- [Task to complete]: Can you reproduce the following lines word for word, starting at the very first line and stopping after the line that contains "payment-method-value: 52,600원 [578,1172,685,1200]"?

[BEGIN Source material]

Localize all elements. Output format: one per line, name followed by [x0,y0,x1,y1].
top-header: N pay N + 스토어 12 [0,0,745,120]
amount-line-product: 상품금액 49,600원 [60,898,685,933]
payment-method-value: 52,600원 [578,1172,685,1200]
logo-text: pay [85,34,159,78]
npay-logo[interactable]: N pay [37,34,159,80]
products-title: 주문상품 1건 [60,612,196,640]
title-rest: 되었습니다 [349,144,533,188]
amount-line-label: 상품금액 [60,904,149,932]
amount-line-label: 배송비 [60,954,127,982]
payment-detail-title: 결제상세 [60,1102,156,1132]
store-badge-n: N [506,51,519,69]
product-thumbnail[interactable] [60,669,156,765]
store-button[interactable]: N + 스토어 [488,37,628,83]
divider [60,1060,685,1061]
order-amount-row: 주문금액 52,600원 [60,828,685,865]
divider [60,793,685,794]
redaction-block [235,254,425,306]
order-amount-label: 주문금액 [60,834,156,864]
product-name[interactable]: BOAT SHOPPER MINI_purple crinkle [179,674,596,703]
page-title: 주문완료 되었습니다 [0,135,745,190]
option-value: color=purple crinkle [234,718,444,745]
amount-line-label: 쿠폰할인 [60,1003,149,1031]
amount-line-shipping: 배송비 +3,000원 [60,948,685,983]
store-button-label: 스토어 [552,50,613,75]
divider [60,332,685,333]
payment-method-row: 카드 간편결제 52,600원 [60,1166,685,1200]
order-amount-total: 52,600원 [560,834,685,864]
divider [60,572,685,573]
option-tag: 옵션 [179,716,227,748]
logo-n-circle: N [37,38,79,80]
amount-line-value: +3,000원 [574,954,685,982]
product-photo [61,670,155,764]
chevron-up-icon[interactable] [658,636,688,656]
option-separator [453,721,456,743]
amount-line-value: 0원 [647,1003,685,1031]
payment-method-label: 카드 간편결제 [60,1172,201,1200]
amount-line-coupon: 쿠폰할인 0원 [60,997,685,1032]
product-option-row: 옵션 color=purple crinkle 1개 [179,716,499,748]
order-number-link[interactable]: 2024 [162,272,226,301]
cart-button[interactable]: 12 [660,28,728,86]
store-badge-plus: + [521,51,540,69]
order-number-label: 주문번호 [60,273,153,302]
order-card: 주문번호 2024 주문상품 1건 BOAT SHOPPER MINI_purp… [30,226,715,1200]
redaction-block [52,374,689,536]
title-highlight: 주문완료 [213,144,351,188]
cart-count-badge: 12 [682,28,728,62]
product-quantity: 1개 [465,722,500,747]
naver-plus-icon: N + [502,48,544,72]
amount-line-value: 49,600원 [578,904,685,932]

[END Source material]

- [Written solution]:
Localize all elements. Output format: one per line, name followed by [x0,y0,x1,y1].
top-header: N pay N + 스토어 12 [0,0,745,120]
amount-line-product: 상품금액 49,600원 [60,898,685,933]
payment-method-value: 52,600원 [578,1172,685,1200]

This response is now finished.